_Task data_.

☆ ☆ ☆

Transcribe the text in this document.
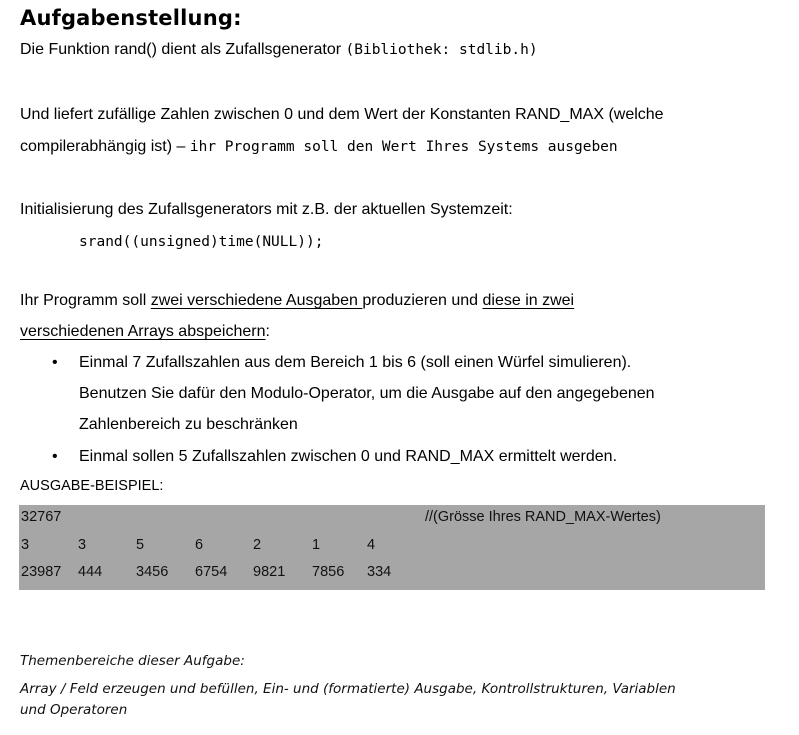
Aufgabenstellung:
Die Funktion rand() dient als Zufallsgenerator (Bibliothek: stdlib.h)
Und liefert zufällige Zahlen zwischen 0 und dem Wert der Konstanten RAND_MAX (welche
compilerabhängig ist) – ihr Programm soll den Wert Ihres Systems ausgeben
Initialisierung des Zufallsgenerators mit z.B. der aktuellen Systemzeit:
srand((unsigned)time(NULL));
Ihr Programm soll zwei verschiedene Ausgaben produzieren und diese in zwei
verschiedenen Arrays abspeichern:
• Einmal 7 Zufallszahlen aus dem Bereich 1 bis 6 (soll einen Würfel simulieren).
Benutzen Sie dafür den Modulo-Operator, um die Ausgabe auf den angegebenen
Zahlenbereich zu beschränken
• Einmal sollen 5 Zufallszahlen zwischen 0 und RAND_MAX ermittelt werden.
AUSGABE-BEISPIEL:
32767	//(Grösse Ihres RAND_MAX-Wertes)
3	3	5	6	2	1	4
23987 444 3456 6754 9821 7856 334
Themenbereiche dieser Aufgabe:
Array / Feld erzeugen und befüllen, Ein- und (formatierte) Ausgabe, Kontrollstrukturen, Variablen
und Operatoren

☆ ☆ ☆

_Written task_. Each entry must be retyped word for word, with every image omitted.

_Written reply_.
Transcribe the text in this document.
Aufgabenstellung:
Die Funktion rand() dient als Zufallsgenerator (Bibliothek: stdlib.h)
Und liefert zufällige Zahlen zwischen 0 und dem Wert der Konstanten RAND_MAX (welche
compilerabhängig ist) – ihr Programm soll den Wert Ihres Systems ausgeben
Initialisierung des Zufallsgenerators mit z.B. der aktuellen Systemzeit:
srand((unsigned)time(NULL));
Ihr Programm soll zwei verschiedene Ausgaben produzieren und diese in zwei
verschiedenen Arrays abspeichern:
• Einmal 7 Zufallszahlen aus dem Bereich 1 bis 6 (soll einen Würfel simulieren).
Benutzen Sie dafür den Modulo-Operator, um die Ausgabe auf den angegebenen
Zahlenbereich zu beschränken
• Einmal sollen 5 Zufallszahlen zwischen 0 und RAND_MAX ermittelt werden.
AUSGABE-BEISPIEL:
32767	//(Grösse Ihres RAND_MAX-Wertes)
3	3	5	6	2	1	4
23987 444 3456 6754 9821 7856 334
Themenbereiche dieser Aufgabe:
Array / Feld erzeugen und befüllen, Ein- und (formatierte) Ausgabe, Kontrollstrukturen, Variablen
und Operatoren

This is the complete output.